(Stored data)

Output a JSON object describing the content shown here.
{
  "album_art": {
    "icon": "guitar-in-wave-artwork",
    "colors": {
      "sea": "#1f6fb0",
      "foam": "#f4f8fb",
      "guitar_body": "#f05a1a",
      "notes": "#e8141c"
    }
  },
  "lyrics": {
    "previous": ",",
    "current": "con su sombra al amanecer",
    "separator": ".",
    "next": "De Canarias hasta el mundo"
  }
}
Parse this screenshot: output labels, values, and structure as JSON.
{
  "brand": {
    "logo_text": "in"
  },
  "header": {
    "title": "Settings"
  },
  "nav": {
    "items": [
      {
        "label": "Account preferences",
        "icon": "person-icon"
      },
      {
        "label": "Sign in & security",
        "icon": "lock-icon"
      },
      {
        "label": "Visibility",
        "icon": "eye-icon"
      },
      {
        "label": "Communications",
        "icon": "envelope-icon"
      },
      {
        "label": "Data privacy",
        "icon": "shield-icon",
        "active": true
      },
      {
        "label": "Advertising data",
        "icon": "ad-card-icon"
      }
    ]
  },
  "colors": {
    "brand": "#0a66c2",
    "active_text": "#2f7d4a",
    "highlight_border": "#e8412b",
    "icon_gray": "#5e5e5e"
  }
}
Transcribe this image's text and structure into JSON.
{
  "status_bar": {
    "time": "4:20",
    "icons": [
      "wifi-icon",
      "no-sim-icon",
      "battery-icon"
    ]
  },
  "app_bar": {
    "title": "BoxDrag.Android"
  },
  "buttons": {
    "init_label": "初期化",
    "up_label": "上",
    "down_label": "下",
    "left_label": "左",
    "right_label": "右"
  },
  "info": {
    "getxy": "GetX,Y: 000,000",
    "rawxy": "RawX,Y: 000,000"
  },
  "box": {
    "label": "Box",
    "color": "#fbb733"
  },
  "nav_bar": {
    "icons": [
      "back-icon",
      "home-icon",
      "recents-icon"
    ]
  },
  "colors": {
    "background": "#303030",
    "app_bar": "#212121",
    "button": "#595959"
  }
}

> [EXERCISE REQUIREMENTS]: Copy each record from above exactly, and include every line.

> [EXPECTED OUTPUT]:
Output a JSON object describing the content shown here.
{
  "album_art": {
    "icon": "guitar-in-wave-artwork",
    "colors": {
      "sea": "#1f6fb0",
      "foam": "#f4f8fb",
      "guitar_body": "#f05a1a",
      "notes": "#e8141c"
    }
  },
  "lyrics": {
    "previous": ",",
    "current": "con su sombra al amanecer",
    "separator": ".",
    "next": "De Canarias hasta el mundo"
  }
}
Parse this screenshot: output labels, values, and structure as JSON.
{
  "brand": {
    "logo_text": "in"
  },
  "header": {
    "title": "Settings"
  },
  "nav": {
    "items": [
      {
        "label": "Account preferences",
        "icon": "person-icon"
      },
      {
        "label": "Sign in & security",
        "icon": "lock-icon"
      },
      {
        "label": "Visibility",
        "icon": "eye-icon"
      },
      {
        "label": "Communications",
        "icon": "envelope-icon"
      },
      {
        "label": "Data privacy",
        "icon": "shield-icon",
        "active": true
      },
      {
        "label": "Advertising data",
        "icon": "ad-card-icon"
      }
    ]
  },
  "colors": {
    "brand": "#0a66c2",
    "active_text": "#2f7d4a",
    "highlight_border": "#e8412b",
    "icon_gray": "#5e5e5e"
  }
}
Transcribe this image's text and structure into JSON.
{
  "status_bar": {
    "time": "4:20",
    "icons": [
      "wifi-icon",
      "no-sim-icon",
      "battery-icon"
    ]
  },
  "app_bar": {
    "title": "BoxDrag.Android"
  },
  "buttons": {
    "init_label": "初期化",
    "up_label": "上",
    "down_label": "下",
    "left_label": "左",
    "right_label": "右"
  },
  "info": {
    "getxy": "GetX,Y: 000,000",
    "rawxy": "RawX,Y: 000,000"
  },
  "box": {
    "label": "Box",
    "color": "#fbb733"
  },
  "nav_bar": {
    "icons": [
      "back-icon",
      "home-icon",
      "recents-icon"
    ]
  },
  "colors": {
    "background": "#303030",
    "app_bar": "#212121",
    "button": "#595959"
  }
}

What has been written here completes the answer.